§ Task to carry out: Can you convert the lines below into a JSON list of strings, with one string per line, leaving out blank lines and the pictures?

__________

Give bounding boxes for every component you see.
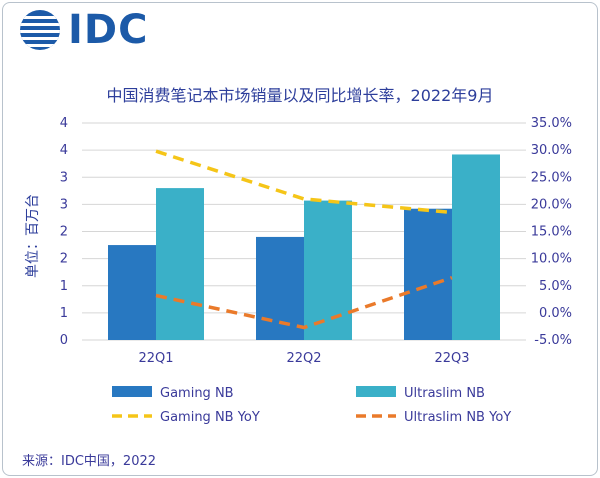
idc-logo: IDC bbox=[18, 8, 148, 52]
bar-ultraslim-nb bbox=[156, 188, 204, 340]
y-left-tick-label: 4 bbox=[60, 143, 68, 158]
category-label: 22Q2 bbox=[286, 351, 321, 366]
source-note: 来源：IDC中国，2022 bbox=[22, 454, 157, 469]
bar-gaming-nb bbox=[108, 245, 156, 340]
y-right-tick-label: 5.0% bbox=[539, 279, 572, 294]
y-right-tick-label: 35.0% bbox=[531, 116, 572, 131]
line-gaming-nb-yoy bbox=[155, 149, 453, 215]
y-right-tick-label: 20.0% bbox=[531, 197, 572, 212]
legend-label-gaming-nb: Gaming NB bbox=[160, 386, 234, 401]
y-left-tick-label: 3 bbox=[60, 170, 68, 185]
bar-gaming-nb bbox=[404, 208, 452, 340]
y-left-tick-label: 1 bbox=[60, 279, 68, 294]
chart-title: 中国消费笔记本市场销量以及同比增长率，2022年9月 bbox=[106, 86, 494, 105]
legend-swatch-gaming-nb bbox=[112, 386, 152, 397]
y-left-tick-label: 2 bbox=[60, 225, 68, 240]
y-right-tick-label: 30.0% bbox=[531, 143, 572, 158]
y-right-tick-label: 10.0% bbox=[531, 252, 572, 267]
category-label: 22Q3 bbox=[434, 351, 469, 366]
y-left-tick-label: 3 bbox=[60, 197, 68, 212]
legend-label-ultraslim-nb: Ultraslim NB bbox=[404, 386, 485, 401]
y-right-tick-label: 0.0% bbox=[539, 306, 572, 321]
y-right-tick-label: 15.0% bbox=[531, 225, 572, 240]
legend-swatch-ultraslim-nb bbox=[356, 386, 396, 397]
y-right-tick-label: 25.0% bbox=[531, 170, 572, 185]
legend-label-gaming-nb-yoy: Gaming NB YoY bbox=[160, 410, 260, 425]
globe-icon bbox=[20, 10, 60, 50]
category-label: 22Q1 bbox=[138, 351, 173, 366]
bar-ultraslim-nb bbox=[452, 154, 500, 340]
line-ultraslim-nb-yoy bbox=[155, 275, 453, 330]
bar-gaming-nb bbox=[256, 236, 304, 340]
y-left-tick-label: 2 bbox=[60, 252, 68, 267]
y-left-tick-label: 0 bbox=[60, 333, 68, 348]
y-left-tick-label: 1 bbox=[60, 306, 68, 321]
y-left-tick-label: 4 bbox=[60, 116, 68, 131]
y-right-tick-label: -5.0% bbox=[534, 333, 572, 348]
legend-label-ultraslim-nb-yoy: Ultraslim NB YoY bbox=[404, 410, 511, 425]
logo-text: IDC bbox=[68, 7, 149, 53]
bar-ultraslim-nb bbox=[304, 200, 352, 340]
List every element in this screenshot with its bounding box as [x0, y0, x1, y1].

__________

§ Written reply:
[
  "Give bounding boxes for every component you see.",
  "idc-logo: IDC bbox=[18, 8, 148, 52]",
  "bar-ultraslim-nb bbox=[156, 188, 204, 340]",
  "y-left-tick-label: 4 bbox=[60, 143, 68, 158]",
  "category-label: 22Q2 bbox=[286, 351, 321, 366]",
  "source-note: 来源：IDC中国，2022 bbox=[22, 454, 157, 469]",
  "bar-gaming-nb bbox=[108, 245, 156, 340]",
  "y-right-tick-label: 5.0% bbox=[539, 279, 572, 294]",
  "y-right-tick-label: 35.0% bbox=[531, 116, 572, 131]",
  "line-gaming-nb-yoy bbox=[155, 149, 453, 215]",
  "y-right-tick-label: 20.0% bbox=[531, 197, 572, 212]",
  "legend-label-gaming-nb: Gaming NB bbox=[160, 386, 234, 401]",
  "y-left-tick-label: 3 bbox=[60, 170, 68, 185]",
  "bar-gaming-nb bbox=[404, 208, 452, 340]",
  "y-left-tick-label: 1 bbox=[60, 279, 68, 294]",
  "chart-title: 中国消费笔记本市场销量以及同比增长率，2022年9月 bbox=[106, 86, 494, 105]",
  "legend-swatch-gaming-nb bbox=[112, 386, 152, 397]",
  "y-left-tick-label: 2 bbox=[60, 225, 68, 240]",
  "y-right-tick-label: 30.0% bbox=[531, 143, 572, 158]",
  "y-right-tick-label: 10.0% bbox=[531, 252, 572, 267]",
  "category-label: 22Q3 bbox=[434, 351, 469, 366]",
  "y-left-tick-label: 3 bbox=[60, 197, 68, 212]",
  "legend-label-ultraslim-nb: Ultraslim NB bbox=[404, 386, 485, 401]",
  "y-right-tick-label: 0.0% bbox=[539, 306, 572, 321]",
  "y-right-tick-label: 15.0% bbox=[531, 225, 572, 240]",
  "legend-swatch-ultraslim-nb bbox=[356, 386, 396, 397]",
  "y-right-tick-label: 25.0% bbox=[531, 170, 572, 185]",
  "legend-label-gaming-nb-yoy: Gaming NB YoY bbox=[160, 410, 260, 425]",
  "globe-icon bbox=[20, 10, 60, 50]",
  "category-label: 22Q1 bbox=[138, 351, 173, 366]",
  "bar-ultraslim-nb bbox=[452, 154, 500, 340]",
  "line-ultraslim-nb-yoy bbox=[155, 275, 453, 330]",
  "bar-gaming-nb bbox=[256, 236, 304, 340]",
  "y-left-tick-label: 2 bbox=[60, 252, 68, 267]",
  "y-left-tick-label: 0 bbox=[60, 333, 68, 348]",
  "y-left-tick-label: 1 bbox=[60, 306, 68, 321]",
  "y-left-tick-label: 4 bbox=[60, 116, 68, 131]",
  "y-right-tick-label: -5.0% bbox=[534, 333, 572, 348]",
  "legend-label-ultraslim-nb-yoy: Ultraslim NB YoY bbox=[404, 410, 511, 425]",
  "logo-text: IDC bbox=[68, 7, 149, 53]",
  "bar-ultraslim-nb bbox=[304, 200, 352, 340]",
  "List every element in this screenshot with its bounding box as [x0, y0, x1, y1]."
]